Dataset rows start
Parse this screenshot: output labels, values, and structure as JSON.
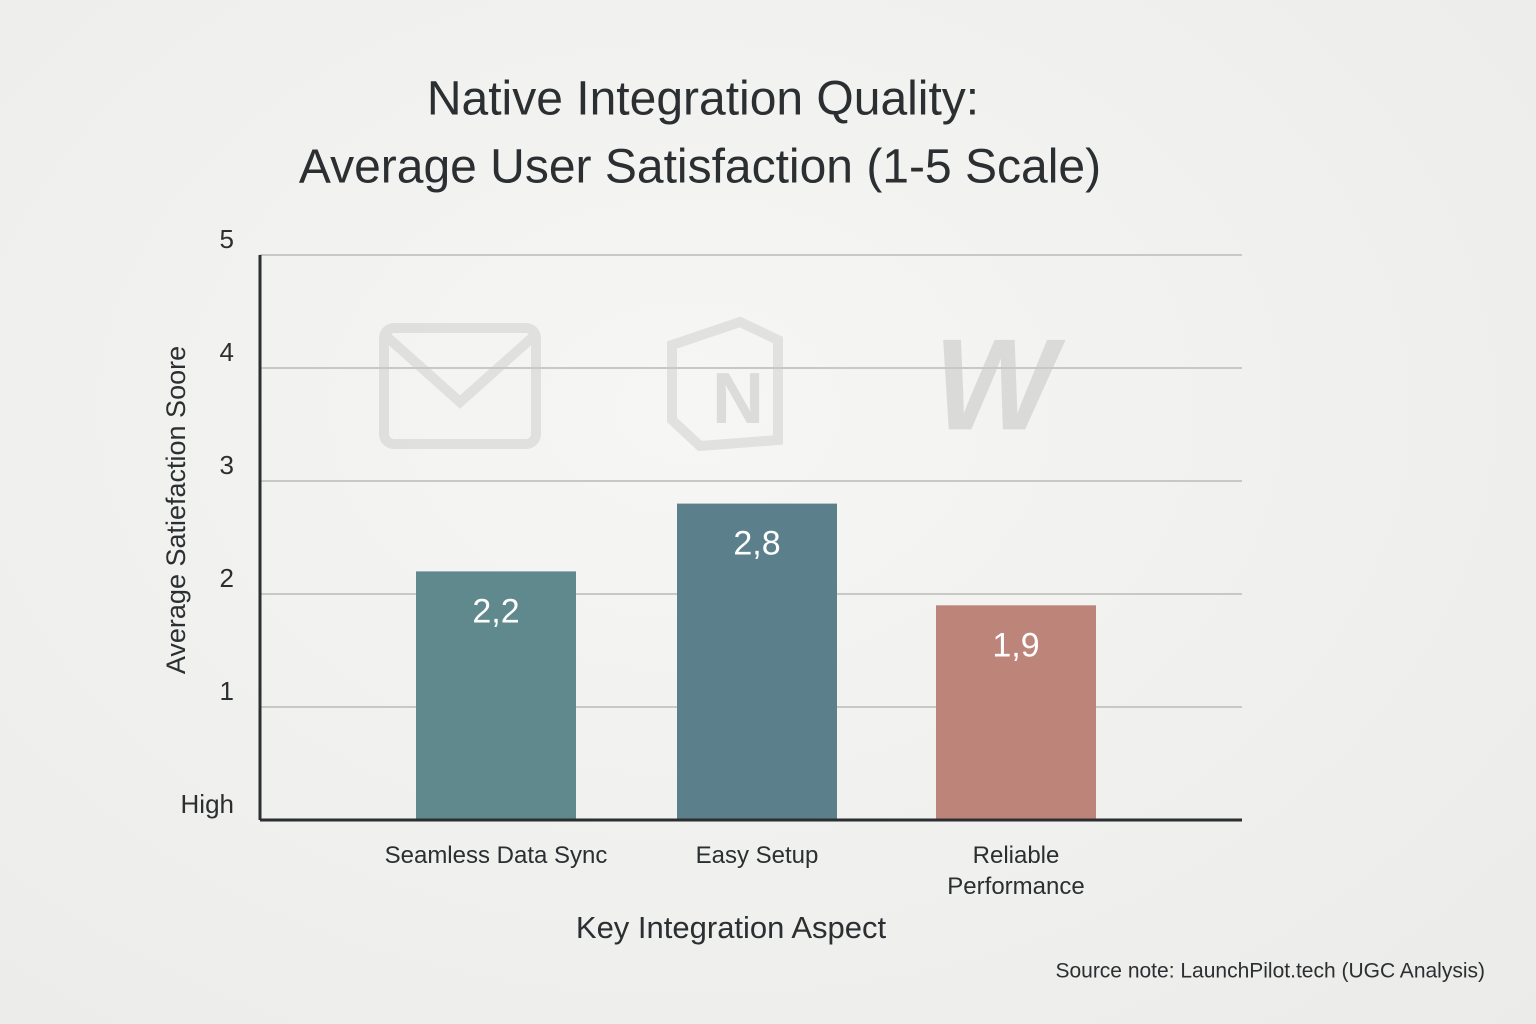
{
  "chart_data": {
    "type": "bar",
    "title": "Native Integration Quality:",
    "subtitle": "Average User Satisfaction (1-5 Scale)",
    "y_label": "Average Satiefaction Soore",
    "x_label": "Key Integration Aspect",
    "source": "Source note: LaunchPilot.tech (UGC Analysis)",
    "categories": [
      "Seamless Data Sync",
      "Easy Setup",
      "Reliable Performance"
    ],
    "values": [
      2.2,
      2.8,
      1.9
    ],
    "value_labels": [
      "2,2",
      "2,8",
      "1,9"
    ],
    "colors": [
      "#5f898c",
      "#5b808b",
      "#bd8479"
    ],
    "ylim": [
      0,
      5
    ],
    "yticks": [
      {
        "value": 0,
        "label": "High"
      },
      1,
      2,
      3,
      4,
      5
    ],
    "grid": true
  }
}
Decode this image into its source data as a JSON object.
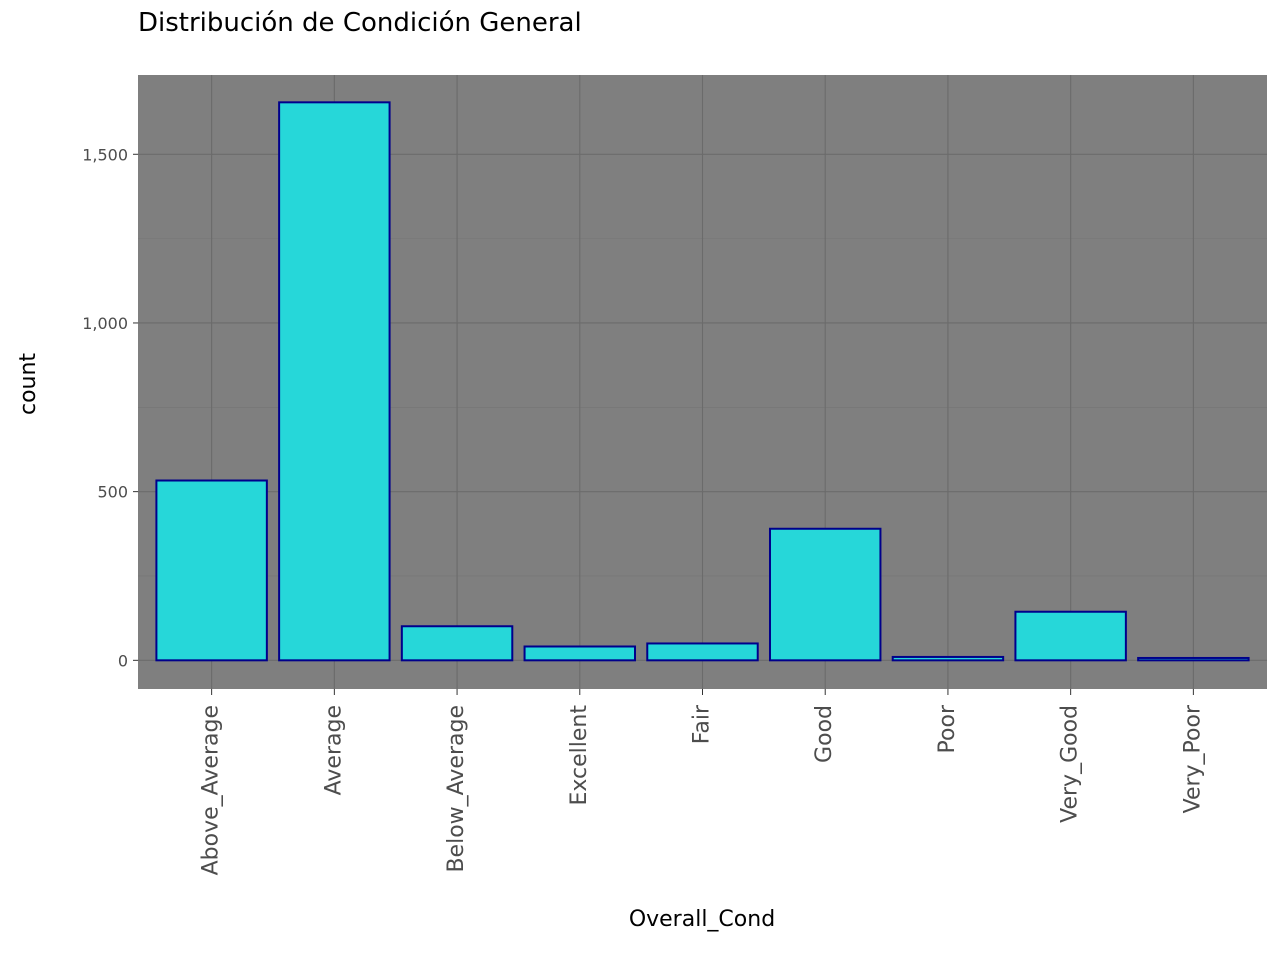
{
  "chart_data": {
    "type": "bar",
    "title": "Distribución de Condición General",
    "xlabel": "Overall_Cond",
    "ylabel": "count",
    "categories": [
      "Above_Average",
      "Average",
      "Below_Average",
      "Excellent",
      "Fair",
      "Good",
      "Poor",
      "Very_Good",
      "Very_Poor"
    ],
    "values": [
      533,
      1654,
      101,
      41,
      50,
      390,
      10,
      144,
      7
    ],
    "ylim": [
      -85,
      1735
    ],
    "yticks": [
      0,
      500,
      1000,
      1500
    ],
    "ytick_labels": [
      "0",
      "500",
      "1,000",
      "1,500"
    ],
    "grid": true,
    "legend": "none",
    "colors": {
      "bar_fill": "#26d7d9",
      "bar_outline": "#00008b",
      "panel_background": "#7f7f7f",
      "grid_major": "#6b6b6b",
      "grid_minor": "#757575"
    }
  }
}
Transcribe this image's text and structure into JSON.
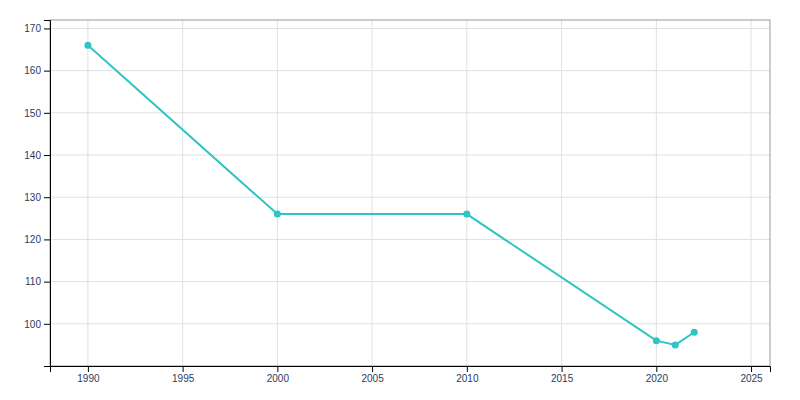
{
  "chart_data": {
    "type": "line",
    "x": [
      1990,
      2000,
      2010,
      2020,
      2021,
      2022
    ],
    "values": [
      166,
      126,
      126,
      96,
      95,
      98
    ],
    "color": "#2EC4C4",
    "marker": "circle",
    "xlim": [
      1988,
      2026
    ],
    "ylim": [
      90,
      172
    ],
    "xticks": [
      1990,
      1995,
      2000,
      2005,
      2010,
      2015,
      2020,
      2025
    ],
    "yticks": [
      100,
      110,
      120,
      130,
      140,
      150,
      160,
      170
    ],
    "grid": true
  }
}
Dataset rows end
* Exercise requirements *
All lines above containing the string "into" are to be collected.

* Completed task *
Decode this image into its source data as a JSON object.
Transcribe this image's text and structure into JSON.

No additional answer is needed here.